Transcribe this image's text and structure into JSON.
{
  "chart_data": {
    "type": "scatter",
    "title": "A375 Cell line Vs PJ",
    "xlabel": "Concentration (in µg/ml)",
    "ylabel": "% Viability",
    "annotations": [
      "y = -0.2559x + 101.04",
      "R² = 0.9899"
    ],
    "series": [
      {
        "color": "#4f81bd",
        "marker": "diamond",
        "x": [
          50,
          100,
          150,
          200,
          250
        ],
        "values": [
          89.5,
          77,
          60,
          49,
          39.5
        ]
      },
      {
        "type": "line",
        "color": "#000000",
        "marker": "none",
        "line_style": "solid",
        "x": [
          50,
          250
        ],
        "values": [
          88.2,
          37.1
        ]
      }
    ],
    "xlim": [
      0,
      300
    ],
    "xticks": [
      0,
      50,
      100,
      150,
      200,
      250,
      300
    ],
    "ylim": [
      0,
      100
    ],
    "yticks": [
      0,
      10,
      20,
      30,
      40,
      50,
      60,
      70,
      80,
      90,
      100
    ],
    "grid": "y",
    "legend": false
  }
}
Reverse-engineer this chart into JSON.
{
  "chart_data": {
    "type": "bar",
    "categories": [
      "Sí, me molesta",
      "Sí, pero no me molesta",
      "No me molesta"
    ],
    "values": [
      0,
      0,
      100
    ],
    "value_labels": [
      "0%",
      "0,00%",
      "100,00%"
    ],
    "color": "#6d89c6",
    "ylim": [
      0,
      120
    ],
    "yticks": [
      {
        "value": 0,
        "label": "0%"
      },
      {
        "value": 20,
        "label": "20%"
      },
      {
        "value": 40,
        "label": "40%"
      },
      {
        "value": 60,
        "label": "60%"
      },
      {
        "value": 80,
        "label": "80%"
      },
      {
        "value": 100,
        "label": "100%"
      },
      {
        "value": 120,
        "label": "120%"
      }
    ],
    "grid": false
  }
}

===

(Aim of the task)
Exactly reproduce the material above.

(Written response)
Transcribe this image's text and structure into JSON.
{
  "chart_data": {
    "type": "scatter",
    "title": "A375 Cell line Vs PJ",
    "xlabel": "Concentration (in µg/ml)",
    "ylabel": "% Viability",
    "annotations": [
      "y = -0.2559x + 101.04",
      "R² = 0.9899"
    ],
    "series": [
      {
        "color": "#4f81bd",
        "marker": "diamond",
        "x": [
          50,
          100,
          150,
          200,
          250
        ],
        "values": [
          89.5,
          77,
          60,
          49,
          39.5
        ]
      },
      {
        "type": "line",
        "color": "#000000",
        "marker": "none",
        "line_style": "solid",
        "x": [
          50,
          250
        ],
        "values": [
          88.2,
          37.1
        ]
      }
    ],
    "xlim": [
      0,
      300
    ],
    "xticks": [
      0,
      50,
      100,
      150,
      200,
      250,
      300
    ],
    "ylim": [
      0,
      100
    ],
    "yticks": [
      0,
      10,
      20,
      30,
      40,
      50,
      60,
      70,
      80,
      90,
      100
    ],
    "grid": "y",
    "legend": false
  }
}
Reverse-engineer this chart into JSON.
{
  "chart_data": {
    "type": "bar",
    "categories": [
      "Sí, me molesta",
      "Sí, pero no me molesta",
      "No me molesta"
    ],
    "values": [
      0,
      0,
      100
    ],
    "value_labels": [
      "0%",
      "0,00%",
      "100,00%"
    ],
    "color": "#6d89c6",
    "ylim": [
      0,
      120
    ],
    "yticks": [
      {
        "value": 0,
        "label": "0%"
      },
      {
        "value": 20,
        "label": "20%"
      },
      {
        "value": 40,
        "label": "40%"
      },
      {
        "value": 60,
        "label": "60%"
      },
      {
        "value": 80,
        "label": "80%"
      },
      {
        "value": 100,
        "label": "100%"
      },
      {
        "value": 120,
        "label": "120%"
      }
    ],
    "grid": false
  }
}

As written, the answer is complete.